* BEGIN MATERIAL PROVIDED *

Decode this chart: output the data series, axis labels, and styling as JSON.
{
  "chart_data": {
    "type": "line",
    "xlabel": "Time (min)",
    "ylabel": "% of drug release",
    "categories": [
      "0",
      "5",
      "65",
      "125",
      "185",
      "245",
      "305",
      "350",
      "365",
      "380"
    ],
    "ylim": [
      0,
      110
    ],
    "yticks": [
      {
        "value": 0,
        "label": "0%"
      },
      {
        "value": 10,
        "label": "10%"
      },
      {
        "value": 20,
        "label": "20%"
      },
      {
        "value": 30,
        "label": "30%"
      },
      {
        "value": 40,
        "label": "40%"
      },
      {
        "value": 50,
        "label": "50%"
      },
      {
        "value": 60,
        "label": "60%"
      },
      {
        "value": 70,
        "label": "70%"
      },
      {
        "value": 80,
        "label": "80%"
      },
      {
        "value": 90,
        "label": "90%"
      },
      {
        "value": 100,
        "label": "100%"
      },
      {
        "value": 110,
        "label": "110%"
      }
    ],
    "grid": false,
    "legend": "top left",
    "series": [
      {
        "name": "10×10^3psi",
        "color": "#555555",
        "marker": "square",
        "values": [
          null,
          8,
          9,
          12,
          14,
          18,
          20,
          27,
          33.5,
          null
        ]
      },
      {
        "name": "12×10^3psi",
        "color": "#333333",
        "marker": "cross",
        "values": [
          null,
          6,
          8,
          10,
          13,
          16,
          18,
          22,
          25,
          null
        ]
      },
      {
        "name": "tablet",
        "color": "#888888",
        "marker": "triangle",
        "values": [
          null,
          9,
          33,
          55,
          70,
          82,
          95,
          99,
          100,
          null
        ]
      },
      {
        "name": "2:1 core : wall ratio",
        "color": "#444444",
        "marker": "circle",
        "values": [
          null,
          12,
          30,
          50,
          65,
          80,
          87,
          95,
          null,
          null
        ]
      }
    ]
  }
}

* END MATERIAL PROVIDED *

**PROBLEM REQUIREMENTS:**
Copy out the full listing exactly.

**EXPECTED ANSWER:**
Decode this chart: output the data series, axis labels, and styling as JSON.
{
  "chart_data": {
    "type": "line",
    "xlabel": "Time (min)",
    "ylabel": "% of drug release",
    "categories": [
      "0",
      "5",
      "65",
      "125",
      "185",
      "245",
      "305",
      "350",
      "365",
      "380"
    ],
    "ylim": [
      0,
      110
    ],
    "yticks": [
      {
        "value": 0,
        "label": "0%"
      },
      {
        "value": 10,
        "label": "10%"
      },
      {
        "value": 20,
        "label": "20%"
      },
      {
        "value": 30,
        "label": "30%"
      },
      {
        "value": 40,
        "label": "40%"
      },
      {
        "value": 50,
        "label": "50%"
      },
      {
        "value": 60,
        "label": "60%"
      },
      {
        "value": 70,
        "label": "70%"
      },
      {
        "value": 80,
        "label": "80%"
      },
      {
        "value": 90,
        "label": "90%"
      },
      {
        "value": 100,
        "label": "100%"
      },
      {
        "value": 110,
        "label": "110%"
      }
    ],
    "grid": false,
    "legend": "top left",
    "series": [
      {
        "name": "10×10^3psi",
        "color": "#555555",
        "marker": "square",
        "values": [
          null,
          8,
          9,
          12,
          14,
          18,
          20,
          27,
          33.5,
          null
        ]
      },
      {
        "name": "12×10^3psi",
        "color": "#333333",
        "marker": "cross",
        "values": [
          null,
          6,
          8,
          10,
          13,
          16,
          18,
          22,
          25,
          null
        ]
      },
      {
        "name": "tablet",
        "color": "#888888",
        "marker": "triangle",
        "values": [
          null,
          9,
          33,
          55,
          70,
          82,
          95,
          99,
          100,
          null
        ]
      },
      {
        "name": "2:1 core : wall ratio",
        "color": "#444444",
        "marker": "circle",
        "values": [
          null,
          12,
          30,
          50,
          65,
          80,
          87,
          95,
          null,
          null
        ]
      }
    ]
  }
}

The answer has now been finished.